>> begin
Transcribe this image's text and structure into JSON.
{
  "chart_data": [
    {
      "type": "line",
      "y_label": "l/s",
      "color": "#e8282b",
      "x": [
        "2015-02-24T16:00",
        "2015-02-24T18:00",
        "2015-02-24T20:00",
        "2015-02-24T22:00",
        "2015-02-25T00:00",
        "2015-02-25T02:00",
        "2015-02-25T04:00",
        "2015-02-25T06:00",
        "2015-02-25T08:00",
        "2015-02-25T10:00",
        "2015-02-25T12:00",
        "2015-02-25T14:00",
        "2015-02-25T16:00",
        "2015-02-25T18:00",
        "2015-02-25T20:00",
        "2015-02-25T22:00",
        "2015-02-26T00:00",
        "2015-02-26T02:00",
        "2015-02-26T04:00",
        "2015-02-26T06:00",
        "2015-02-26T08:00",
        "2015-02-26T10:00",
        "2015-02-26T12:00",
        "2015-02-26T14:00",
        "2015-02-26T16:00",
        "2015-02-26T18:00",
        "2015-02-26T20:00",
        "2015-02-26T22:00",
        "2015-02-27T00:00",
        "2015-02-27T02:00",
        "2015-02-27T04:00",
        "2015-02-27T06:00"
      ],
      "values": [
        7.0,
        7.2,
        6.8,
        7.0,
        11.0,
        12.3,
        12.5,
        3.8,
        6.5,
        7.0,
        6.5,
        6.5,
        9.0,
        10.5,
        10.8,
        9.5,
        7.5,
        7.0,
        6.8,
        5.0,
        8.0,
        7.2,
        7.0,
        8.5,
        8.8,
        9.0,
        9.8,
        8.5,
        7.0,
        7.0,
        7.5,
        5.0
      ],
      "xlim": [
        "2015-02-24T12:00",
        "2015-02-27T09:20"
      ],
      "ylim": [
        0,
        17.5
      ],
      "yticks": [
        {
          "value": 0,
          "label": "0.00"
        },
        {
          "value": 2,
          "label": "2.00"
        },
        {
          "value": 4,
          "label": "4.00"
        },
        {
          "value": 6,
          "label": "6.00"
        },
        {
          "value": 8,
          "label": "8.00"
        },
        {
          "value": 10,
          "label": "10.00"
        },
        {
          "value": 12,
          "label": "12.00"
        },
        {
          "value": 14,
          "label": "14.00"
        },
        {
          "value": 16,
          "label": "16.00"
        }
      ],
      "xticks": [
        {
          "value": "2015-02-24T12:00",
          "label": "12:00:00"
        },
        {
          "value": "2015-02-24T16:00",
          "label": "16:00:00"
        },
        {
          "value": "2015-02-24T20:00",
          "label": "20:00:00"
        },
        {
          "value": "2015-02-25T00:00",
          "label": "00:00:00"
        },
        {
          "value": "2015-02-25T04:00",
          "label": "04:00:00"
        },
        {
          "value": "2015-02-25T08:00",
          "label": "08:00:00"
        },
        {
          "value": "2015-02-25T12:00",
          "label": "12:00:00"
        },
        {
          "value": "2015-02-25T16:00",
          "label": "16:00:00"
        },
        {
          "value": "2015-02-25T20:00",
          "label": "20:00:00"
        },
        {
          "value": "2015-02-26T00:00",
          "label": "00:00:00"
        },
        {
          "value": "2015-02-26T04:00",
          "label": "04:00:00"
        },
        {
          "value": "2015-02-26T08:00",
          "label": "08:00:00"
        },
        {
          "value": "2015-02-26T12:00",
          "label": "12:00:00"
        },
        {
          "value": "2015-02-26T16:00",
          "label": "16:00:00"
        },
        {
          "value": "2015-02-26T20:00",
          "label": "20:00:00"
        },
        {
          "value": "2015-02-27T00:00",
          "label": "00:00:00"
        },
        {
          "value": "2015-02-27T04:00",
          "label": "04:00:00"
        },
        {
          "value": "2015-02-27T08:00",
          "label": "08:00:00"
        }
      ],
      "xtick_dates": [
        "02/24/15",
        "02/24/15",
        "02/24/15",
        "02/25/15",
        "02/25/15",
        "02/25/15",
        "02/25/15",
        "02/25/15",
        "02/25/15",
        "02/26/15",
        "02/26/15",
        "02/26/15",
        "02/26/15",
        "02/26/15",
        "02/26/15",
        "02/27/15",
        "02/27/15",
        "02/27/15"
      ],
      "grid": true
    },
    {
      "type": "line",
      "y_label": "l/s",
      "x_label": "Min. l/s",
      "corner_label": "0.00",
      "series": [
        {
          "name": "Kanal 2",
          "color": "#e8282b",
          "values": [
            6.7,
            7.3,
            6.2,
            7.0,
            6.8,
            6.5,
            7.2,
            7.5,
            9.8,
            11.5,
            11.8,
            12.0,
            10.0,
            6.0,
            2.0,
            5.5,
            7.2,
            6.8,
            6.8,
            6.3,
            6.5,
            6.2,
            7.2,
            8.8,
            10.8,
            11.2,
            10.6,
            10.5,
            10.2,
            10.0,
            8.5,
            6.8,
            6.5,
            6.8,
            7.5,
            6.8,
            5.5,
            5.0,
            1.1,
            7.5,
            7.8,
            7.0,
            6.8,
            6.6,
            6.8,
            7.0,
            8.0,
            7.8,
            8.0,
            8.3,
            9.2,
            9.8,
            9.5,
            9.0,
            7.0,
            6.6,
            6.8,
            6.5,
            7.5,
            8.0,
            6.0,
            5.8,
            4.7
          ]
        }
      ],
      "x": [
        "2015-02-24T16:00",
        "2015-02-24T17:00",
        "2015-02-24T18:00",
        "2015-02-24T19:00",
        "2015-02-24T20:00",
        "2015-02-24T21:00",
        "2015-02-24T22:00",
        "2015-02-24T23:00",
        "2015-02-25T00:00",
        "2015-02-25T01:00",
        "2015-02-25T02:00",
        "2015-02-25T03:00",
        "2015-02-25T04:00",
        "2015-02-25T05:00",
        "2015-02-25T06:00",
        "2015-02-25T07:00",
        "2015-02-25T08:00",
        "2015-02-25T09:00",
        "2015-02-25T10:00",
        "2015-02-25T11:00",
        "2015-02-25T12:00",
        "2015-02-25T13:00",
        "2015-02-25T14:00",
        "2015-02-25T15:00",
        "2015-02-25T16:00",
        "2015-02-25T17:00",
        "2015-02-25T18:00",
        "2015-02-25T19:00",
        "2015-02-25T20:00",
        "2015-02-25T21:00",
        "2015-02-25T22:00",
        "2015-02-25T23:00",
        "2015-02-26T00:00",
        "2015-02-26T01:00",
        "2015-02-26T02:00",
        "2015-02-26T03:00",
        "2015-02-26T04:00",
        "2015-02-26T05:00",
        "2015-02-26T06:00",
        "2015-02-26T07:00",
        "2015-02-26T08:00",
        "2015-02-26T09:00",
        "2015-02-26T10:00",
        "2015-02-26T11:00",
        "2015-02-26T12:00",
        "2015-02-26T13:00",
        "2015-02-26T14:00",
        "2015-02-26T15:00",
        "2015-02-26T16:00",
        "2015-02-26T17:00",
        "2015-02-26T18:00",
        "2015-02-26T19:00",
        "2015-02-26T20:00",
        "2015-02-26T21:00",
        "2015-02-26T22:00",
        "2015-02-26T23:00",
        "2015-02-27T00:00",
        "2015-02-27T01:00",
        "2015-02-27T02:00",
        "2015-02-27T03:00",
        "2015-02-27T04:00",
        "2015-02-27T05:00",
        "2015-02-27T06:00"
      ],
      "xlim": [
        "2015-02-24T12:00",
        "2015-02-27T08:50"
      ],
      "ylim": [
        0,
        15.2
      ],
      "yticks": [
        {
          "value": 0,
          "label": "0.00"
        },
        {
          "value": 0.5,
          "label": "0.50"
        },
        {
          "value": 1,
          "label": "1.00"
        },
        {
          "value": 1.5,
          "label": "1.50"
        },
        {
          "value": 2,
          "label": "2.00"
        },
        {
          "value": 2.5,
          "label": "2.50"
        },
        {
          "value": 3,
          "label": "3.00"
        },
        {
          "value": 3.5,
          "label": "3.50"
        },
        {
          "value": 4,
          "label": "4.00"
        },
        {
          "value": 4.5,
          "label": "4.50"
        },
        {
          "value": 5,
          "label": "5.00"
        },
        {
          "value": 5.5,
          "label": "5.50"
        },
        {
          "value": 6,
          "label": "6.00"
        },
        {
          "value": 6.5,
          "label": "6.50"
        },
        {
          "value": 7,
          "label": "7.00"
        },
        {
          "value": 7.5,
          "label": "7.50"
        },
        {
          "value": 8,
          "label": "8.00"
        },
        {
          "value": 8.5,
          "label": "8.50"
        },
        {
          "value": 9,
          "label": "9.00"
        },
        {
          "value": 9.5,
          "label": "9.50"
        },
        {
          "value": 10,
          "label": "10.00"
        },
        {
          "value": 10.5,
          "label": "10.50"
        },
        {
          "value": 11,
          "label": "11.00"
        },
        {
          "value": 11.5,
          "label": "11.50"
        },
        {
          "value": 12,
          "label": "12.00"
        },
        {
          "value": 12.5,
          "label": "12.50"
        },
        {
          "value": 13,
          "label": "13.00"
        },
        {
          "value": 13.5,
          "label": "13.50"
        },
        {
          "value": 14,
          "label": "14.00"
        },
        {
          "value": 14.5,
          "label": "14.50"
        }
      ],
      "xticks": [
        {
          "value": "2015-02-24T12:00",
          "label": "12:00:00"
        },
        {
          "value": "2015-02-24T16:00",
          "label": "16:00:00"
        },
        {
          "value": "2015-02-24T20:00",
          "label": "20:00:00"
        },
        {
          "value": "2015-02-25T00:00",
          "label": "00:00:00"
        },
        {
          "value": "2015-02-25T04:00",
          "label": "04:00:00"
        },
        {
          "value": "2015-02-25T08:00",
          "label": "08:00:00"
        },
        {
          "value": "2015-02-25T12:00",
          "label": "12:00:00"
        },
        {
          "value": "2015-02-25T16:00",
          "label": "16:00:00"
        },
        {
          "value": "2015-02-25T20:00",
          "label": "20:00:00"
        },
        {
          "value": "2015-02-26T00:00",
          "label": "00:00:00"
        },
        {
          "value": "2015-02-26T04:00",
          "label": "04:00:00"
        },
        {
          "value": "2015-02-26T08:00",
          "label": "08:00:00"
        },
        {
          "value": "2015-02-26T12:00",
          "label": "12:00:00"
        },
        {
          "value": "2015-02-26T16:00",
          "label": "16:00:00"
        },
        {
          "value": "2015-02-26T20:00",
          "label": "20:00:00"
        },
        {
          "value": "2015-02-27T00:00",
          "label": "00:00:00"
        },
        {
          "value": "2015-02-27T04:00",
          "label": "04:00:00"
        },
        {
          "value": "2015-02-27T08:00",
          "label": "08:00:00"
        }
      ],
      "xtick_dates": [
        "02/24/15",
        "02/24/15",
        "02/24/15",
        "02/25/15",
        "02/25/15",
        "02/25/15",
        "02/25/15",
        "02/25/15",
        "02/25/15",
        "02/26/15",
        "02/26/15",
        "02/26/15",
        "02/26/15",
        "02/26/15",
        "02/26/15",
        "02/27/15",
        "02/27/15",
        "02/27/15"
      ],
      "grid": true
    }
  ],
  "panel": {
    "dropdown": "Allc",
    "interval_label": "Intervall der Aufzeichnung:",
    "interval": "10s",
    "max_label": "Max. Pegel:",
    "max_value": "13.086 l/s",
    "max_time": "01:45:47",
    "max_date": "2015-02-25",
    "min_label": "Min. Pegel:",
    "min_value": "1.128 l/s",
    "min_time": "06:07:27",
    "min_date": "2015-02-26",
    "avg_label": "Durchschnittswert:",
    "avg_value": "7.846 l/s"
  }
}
>> end
Written instruction | For the entries shown above, give the number of lines that include the word "Pegel", without any other text.

The solution | 2